INSTRUCTION:
Show all lines that include the string "minute"; copy each one.

RECORD EXCERPTS:
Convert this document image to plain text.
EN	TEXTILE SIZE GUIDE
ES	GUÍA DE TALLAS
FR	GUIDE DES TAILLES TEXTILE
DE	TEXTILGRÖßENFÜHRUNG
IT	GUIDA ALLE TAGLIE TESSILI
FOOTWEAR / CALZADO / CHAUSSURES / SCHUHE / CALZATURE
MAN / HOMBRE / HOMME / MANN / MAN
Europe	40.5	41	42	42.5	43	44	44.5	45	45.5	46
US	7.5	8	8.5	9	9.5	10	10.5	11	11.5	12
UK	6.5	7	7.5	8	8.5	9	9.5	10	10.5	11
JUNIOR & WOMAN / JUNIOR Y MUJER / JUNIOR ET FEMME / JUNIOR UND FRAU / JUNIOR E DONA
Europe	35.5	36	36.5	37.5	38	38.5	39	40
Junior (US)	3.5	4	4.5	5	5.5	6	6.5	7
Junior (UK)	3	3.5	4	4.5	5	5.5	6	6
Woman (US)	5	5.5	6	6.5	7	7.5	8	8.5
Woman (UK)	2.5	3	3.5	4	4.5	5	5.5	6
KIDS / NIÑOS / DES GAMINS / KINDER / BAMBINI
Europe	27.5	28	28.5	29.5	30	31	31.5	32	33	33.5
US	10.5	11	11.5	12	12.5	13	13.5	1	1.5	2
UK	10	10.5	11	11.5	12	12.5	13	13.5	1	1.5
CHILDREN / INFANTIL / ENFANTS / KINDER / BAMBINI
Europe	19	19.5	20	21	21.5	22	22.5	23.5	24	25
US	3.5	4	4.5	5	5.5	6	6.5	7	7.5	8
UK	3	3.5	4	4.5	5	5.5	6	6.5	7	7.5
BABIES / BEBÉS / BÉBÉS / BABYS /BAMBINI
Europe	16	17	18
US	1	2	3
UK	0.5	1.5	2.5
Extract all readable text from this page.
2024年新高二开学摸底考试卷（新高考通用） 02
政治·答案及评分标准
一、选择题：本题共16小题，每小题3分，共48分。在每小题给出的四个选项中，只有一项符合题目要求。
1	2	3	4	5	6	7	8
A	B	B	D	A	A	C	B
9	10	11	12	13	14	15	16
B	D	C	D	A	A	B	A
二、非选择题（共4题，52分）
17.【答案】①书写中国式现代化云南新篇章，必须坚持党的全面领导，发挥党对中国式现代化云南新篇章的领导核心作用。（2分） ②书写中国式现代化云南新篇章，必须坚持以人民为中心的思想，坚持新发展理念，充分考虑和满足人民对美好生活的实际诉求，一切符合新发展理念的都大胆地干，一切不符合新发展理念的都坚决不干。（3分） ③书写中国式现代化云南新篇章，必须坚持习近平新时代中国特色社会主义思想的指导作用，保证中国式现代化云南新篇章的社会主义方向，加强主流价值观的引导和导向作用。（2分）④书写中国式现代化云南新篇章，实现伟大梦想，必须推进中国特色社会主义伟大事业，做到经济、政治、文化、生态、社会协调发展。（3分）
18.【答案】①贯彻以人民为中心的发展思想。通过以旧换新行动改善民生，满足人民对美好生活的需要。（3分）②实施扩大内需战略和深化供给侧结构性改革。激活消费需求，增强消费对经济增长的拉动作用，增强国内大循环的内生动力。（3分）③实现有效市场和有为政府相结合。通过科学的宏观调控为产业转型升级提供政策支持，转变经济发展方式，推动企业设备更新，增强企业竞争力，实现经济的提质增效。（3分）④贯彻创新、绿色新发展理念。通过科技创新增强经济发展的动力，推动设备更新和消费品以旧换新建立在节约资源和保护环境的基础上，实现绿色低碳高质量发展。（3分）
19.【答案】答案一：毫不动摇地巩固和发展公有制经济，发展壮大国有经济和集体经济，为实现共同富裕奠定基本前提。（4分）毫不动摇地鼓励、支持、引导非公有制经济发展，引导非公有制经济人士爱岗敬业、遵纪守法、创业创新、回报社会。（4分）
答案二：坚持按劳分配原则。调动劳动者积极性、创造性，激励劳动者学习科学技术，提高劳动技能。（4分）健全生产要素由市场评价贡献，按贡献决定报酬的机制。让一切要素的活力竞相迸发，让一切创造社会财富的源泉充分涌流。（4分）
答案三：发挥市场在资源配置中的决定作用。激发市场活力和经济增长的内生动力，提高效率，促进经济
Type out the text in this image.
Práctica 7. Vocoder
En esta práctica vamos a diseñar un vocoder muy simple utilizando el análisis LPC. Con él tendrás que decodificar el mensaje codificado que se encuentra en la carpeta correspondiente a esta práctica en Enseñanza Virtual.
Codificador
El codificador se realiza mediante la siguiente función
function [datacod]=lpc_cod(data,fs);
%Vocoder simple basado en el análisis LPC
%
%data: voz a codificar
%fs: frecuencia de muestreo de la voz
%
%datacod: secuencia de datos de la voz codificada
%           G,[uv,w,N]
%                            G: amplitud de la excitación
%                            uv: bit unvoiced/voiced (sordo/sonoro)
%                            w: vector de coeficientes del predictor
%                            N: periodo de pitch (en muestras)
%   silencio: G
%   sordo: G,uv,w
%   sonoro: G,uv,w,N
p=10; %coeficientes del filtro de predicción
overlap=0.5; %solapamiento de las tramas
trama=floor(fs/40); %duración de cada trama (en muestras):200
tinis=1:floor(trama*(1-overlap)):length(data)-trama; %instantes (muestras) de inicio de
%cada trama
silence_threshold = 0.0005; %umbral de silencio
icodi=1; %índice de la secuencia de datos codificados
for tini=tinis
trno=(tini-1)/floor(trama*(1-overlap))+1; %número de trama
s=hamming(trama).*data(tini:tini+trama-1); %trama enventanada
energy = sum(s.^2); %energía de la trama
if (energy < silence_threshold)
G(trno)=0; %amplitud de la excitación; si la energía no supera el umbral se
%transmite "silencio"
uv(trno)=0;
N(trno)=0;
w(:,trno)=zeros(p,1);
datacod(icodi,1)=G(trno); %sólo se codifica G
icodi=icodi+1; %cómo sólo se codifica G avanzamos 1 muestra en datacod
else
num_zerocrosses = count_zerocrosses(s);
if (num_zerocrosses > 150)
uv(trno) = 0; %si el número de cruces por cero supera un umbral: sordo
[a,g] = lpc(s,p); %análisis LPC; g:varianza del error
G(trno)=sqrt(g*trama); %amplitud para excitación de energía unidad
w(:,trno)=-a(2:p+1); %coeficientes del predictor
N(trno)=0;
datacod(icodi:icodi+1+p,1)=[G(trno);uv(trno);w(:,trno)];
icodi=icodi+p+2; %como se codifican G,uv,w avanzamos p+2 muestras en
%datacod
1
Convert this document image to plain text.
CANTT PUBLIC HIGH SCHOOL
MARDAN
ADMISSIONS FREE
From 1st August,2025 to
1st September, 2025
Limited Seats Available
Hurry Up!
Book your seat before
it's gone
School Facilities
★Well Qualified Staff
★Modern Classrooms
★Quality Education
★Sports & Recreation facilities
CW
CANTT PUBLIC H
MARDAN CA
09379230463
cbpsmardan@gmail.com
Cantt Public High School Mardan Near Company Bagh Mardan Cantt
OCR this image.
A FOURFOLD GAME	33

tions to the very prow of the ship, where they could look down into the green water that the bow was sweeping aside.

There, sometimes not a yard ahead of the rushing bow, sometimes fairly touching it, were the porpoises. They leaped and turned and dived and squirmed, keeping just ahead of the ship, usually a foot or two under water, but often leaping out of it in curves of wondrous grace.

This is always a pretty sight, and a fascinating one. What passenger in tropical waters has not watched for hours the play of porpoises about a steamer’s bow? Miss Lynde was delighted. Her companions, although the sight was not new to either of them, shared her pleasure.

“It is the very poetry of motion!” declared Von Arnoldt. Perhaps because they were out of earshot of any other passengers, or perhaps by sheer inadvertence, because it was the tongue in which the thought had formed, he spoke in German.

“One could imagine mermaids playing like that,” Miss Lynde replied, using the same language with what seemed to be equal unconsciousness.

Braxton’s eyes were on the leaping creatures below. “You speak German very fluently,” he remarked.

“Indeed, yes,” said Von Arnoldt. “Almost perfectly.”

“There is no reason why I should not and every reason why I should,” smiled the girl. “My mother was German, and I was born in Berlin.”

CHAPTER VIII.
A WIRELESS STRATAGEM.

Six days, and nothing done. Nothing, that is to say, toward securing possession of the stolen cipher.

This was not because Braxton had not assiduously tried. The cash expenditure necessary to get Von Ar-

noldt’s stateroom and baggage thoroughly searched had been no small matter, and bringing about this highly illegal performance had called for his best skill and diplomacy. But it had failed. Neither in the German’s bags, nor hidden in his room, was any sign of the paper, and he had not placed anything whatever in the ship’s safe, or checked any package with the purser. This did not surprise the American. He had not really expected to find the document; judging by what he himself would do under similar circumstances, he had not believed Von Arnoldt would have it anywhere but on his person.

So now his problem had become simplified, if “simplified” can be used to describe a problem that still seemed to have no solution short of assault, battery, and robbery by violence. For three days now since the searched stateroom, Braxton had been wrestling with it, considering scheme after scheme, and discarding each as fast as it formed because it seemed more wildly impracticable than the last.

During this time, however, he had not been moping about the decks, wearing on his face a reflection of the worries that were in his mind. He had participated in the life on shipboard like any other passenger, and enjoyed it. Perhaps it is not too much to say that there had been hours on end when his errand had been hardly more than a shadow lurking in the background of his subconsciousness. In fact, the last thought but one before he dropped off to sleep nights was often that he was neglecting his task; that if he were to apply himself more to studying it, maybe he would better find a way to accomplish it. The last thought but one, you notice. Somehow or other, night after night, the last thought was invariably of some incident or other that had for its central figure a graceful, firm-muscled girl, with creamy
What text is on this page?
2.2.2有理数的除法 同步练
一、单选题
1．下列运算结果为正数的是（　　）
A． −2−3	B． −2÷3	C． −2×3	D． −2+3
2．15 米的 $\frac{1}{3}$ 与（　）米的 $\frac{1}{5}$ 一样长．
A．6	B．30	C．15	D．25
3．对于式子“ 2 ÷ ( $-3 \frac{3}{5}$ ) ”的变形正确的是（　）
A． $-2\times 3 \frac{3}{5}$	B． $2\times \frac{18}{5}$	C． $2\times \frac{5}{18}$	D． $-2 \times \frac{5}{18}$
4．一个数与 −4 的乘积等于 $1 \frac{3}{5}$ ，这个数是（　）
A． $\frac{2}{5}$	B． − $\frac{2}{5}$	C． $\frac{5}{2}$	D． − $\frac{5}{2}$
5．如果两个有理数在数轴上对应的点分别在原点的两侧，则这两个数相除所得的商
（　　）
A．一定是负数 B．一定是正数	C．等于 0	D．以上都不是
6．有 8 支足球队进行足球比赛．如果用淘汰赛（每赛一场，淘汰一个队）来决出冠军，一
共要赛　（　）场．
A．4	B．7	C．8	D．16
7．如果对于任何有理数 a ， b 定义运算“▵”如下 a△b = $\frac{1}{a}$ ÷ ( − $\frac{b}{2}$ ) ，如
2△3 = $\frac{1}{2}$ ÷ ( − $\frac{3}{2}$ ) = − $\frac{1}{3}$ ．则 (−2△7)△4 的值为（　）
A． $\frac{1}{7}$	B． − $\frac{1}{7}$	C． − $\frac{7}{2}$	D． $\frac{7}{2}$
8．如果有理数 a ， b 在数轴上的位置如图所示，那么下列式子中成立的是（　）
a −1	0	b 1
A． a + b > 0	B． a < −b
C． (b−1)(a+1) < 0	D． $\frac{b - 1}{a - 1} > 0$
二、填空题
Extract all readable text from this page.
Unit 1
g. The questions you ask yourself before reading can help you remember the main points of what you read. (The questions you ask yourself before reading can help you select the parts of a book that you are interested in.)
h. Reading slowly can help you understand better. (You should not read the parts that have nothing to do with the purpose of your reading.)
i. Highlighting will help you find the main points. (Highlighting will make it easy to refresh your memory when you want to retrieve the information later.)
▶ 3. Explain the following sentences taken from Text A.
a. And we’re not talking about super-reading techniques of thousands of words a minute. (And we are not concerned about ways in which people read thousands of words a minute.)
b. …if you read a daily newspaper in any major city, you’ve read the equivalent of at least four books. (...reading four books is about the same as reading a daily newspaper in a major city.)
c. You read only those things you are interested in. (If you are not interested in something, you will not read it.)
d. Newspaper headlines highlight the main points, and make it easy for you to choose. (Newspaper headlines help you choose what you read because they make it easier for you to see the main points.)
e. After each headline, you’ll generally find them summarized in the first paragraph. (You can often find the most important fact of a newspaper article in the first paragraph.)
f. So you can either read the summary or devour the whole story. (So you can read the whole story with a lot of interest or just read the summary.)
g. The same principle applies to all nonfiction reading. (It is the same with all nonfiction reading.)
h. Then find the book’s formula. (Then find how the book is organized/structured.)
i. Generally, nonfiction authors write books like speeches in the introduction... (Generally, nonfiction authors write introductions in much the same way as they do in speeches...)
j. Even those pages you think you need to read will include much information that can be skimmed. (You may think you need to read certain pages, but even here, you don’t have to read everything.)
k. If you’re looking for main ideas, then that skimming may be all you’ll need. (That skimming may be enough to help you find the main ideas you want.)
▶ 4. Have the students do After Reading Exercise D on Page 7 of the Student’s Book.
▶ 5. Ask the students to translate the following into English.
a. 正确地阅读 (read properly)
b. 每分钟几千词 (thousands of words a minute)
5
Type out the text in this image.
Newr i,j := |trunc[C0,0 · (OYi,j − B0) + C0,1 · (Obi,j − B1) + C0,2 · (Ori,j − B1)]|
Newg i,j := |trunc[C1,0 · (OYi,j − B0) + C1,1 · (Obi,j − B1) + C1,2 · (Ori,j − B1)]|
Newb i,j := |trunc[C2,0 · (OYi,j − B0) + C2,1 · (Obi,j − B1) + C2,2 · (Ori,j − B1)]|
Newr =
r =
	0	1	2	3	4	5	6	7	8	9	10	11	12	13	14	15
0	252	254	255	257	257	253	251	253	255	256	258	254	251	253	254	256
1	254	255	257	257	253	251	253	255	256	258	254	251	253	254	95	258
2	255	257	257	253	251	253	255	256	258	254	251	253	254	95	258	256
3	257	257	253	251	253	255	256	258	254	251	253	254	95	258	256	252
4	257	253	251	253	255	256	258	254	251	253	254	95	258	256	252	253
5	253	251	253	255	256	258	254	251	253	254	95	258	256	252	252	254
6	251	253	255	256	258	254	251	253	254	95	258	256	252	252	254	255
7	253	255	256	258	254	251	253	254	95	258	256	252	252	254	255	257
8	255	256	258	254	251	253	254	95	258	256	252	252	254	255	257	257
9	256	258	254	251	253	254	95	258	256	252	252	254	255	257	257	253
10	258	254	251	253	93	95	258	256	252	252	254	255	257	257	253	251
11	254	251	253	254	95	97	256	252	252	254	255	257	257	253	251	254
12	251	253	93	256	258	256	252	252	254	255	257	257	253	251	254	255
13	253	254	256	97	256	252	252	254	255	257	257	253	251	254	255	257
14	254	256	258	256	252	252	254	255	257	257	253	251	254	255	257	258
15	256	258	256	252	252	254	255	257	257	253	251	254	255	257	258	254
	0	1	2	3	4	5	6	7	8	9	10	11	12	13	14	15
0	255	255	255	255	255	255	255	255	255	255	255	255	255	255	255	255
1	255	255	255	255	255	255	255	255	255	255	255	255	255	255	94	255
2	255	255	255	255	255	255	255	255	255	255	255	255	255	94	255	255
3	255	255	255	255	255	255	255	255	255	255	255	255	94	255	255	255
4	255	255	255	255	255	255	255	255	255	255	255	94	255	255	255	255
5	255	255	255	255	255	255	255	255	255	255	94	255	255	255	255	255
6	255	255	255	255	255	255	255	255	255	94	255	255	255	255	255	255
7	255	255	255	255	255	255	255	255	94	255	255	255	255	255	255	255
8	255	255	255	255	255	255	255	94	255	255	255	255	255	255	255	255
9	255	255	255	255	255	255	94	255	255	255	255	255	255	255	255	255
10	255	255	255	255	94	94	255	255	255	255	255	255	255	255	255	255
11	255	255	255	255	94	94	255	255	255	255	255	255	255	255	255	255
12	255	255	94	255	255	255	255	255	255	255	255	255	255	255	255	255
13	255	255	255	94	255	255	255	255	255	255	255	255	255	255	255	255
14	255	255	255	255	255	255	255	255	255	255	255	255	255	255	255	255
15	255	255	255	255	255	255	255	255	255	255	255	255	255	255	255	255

RESULT FOR THIS TASK:
a. And we’re not talking about super-reading techniques of thousands of words a minute. (And we are not concerned about ways in which people read thousands of words a minute.)
b. 每分钟几千词 (thousands of words a minute)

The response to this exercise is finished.